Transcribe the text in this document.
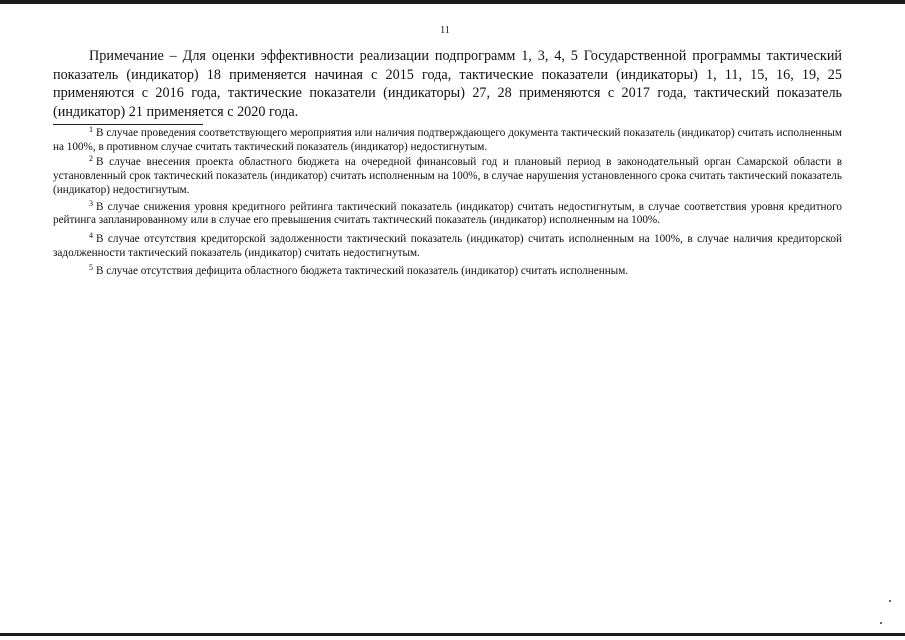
11

Примечание – Для оценки эффективности реализации подпрограмм 1, 3, 4, 5 Государственной программы тактический показатель (индикатор) 18 применяется начиная с 2015 года, тактические показатели (индикаторы) 1, 11, 15, 16, 19, 25 применяются с 2016 года, тактические показатели (индикаторы) 27, 28 применяются с 2017 года, тактический показатель (индикатор) 21 применяется с 2020 года.

$^1$ В случае проведения соответствующего мероприятия или наличия подтверждающего документа тактический показатель (индикатор) считать исполненным на 100%, в противном случае считать тактический показатель (индикатор) недостигнутым.

$^2$ В случае внесения проекта областного бюджета на очередной финансовый год и плановый период в законодательный орган Самарской области в установленный срок тактический показатель (индикатор) считать исполненным на 100%, в случае нарушения установленного срока считать тактический показатель (индикатор) недостигнутым.

$^3$ В случае снижения уровня кредитного рейтинга тактический показатель (индикатор) считать недостигнутым, в случае соответствия уровня кредитного рейтинга запланированному или в случае его превышения считать тактический показатель (индикатор) исполненным на 100%.

$^4$ В случае отсутствия кредиторской задолженности тактический показатель (индикатор) считать исполненным на 100%, в случае наличия кредиторской задолженности тактический показатель (индикатор) считать недостигнутым.

$^5$ В случае отсутствия дефицита областного бюджета тактический показатель (индикатор) считать исполненным.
· · · · · · ·
■ **THE REQUEST**
Transcribe each entry above exactly, apart from the pictures.

■ **REPLY**
Transcribe the text in this document.
11

Примечание – Для оценки эффективности реализации подпрограмм 1, 3, 4, 5 Государственной программы тактический показатель (индикатор) 18 применяется начиная с 2015 года, тактические показатели (индикаторы) 1, 11, 15, 16, 19, 25 применяются с 2016 года, тактические показатели (индикаторы) 27, 28 применяются с 2017 года, тактический показатель (индикатор) 21 применяется с 2020 года.

$^1$ В случае проведения соответствующего мероприятия или наличия подтверждающего документа тактический показатель (индикатор) считать исполненным на 100%, в противном случае считать тактический показатель (индикатор) недостигнутым.

$^2$ В случае внесения проекта областного бюджета на очередной финансовый год и плановый период в законодательный орган Самарской области в установленный срок тактический показатель (индикатор) считать исполненным на 100%, в случае нарушения установленного срока считать тактический показатель (индикатор) недостигнутым.

$^3$ В случае снижения уровня кредитного рейтинга тактический показатель (индикатор) считать недостигнутым, в случае соответствия уровня кредитного рейтинга запланированному или в случае его превышения считать тактический показатель (индикатор) исполненным на 100%.

$^4$ В случае отсутствия кредиторской задолженности тактический показатель (индикатор) считать исполненным на 100%, в случае наличия кредиторской задолженности тактический показатель (индикатор) считать недостигнутым.

$^5$ В случае отсутствия дефицита областного бюджета тактический показатель (индикатор) считать исполненным.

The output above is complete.